— START OF Available data —

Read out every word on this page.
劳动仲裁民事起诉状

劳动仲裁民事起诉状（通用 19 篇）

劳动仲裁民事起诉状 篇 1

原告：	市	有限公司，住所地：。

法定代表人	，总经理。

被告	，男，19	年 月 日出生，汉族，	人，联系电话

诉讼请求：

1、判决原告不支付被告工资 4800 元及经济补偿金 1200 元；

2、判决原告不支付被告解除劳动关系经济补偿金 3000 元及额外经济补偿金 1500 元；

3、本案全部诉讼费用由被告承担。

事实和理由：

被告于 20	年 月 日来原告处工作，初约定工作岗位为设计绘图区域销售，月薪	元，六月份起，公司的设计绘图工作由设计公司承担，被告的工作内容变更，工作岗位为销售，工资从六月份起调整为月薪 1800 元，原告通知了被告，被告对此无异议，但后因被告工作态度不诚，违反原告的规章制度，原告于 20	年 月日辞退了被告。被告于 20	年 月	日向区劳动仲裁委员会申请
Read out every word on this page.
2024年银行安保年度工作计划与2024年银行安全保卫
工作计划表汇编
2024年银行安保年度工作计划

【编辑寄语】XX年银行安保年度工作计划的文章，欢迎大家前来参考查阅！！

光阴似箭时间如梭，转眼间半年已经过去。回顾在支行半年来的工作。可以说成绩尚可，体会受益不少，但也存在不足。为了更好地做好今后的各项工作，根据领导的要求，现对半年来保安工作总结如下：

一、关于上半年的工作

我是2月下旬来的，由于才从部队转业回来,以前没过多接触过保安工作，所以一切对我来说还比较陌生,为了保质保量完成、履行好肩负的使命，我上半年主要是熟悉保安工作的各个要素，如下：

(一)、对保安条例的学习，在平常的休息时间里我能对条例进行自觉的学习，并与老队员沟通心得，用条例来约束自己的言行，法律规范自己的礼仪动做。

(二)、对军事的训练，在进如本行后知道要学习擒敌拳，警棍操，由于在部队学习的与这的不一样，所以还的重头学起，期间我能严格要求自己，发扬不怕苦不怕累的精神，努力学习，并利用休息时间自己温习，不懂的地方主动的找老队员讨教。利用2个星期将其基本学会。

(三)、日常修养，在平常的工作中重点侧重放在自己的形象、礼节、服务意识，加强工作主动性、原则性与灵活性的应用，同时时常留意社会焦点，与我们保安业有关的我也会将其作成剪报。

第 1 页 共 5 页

— END OF Available data —

Written instruction =
Each entry must be reproduced verbatim.

Result of the task =
Read out every word on this page.
劳动仲裁民事起诉状

劳动仲裁民事起诉状（通用 19 篇）

劳动仲裁民事起诉状 篇 1

原告：	市	有限公司，住所地：。

法定代表人	，总经理。

被告	，男，19	年 月 日出生，汉族，	人，联系电话

诉讼请求：

1、判决原告不支付被告工资 4800 元及经济补偿金 1200 元；

2、判决原告不支付被告解除劳动关系经济补偿金 3000 元及额外经济补偿金 1500 元；

3、本案全部诉讼费用由被告承担。

事实和理由：

被告于 20	年 月 日来原告处工作，初约定工作岗位为设计绘图区域销售，月薪	元，六月份起，公司的设计绘图工作由设计公司承担，被告的工作内容变更，工作岗位为销售，工资从六月份起调整为月薪 1800 元，原告通知了被告，被告对此无异议，但后因被告工作态度不诚，违反原告的规章制度，原告于 20	年 月日辞退了被告。被告于 20	年 月	日向区劳动仲裁委员会申请
Read out every word on this page.
2024年银行安保年度工作计划与2024年银行安全保卫
工作计划表汇编
2024年银行安保年度工作计划

【编辑寄语】XX年银行安保年度工作计划的文章，欢迎大家前来参考查阅！！

光阴似箭时间如梭，转眼间半年已经过去。回顾在支行半年来的工作。可以说成绩尚可，体会受益不少，但也存在不足。为了更好地做好今后的各项工作，根据领导的要求，现对半年来保安工作总结如下：

一、关于上半年的工作

我是2月下旬来的，由于才从部队转业回来,以前没过多接触过保安工作，所以一切对我来说还比较陌生,为了保质保量完成、履行好肩负的使命，我上半年主要是熟悉保安工作的各个要素，如下：

(一)、对保安条例的学习，在平常的休息时间里我能对条例进行自觉的学习，并与老队员沟通心得，用条例来约束自己的言行，法律规范自己的礼仪动做。

(二)、对军事的训练，在进如本行后知道要学习擒敌拳，警棍操，由于在部队学习的与这的不一样，所以还的重头学起，期间我能严格要求自己，发扬不怕苦不怕累的精神，努力学习，并利用休息时间自己温习，不懂的地方主动的找老队员讨教。利用2个星期将其基本学会。

(三)、日常修养，在平常的工作中重点侧重放在自己的形象、礼节、服务意识，加强工作主动性、原则性与灵活性的应用，同时时常留意社会焦点，与我们保安业有关的我也会将其作成剪报。

第 1 页 共 5 页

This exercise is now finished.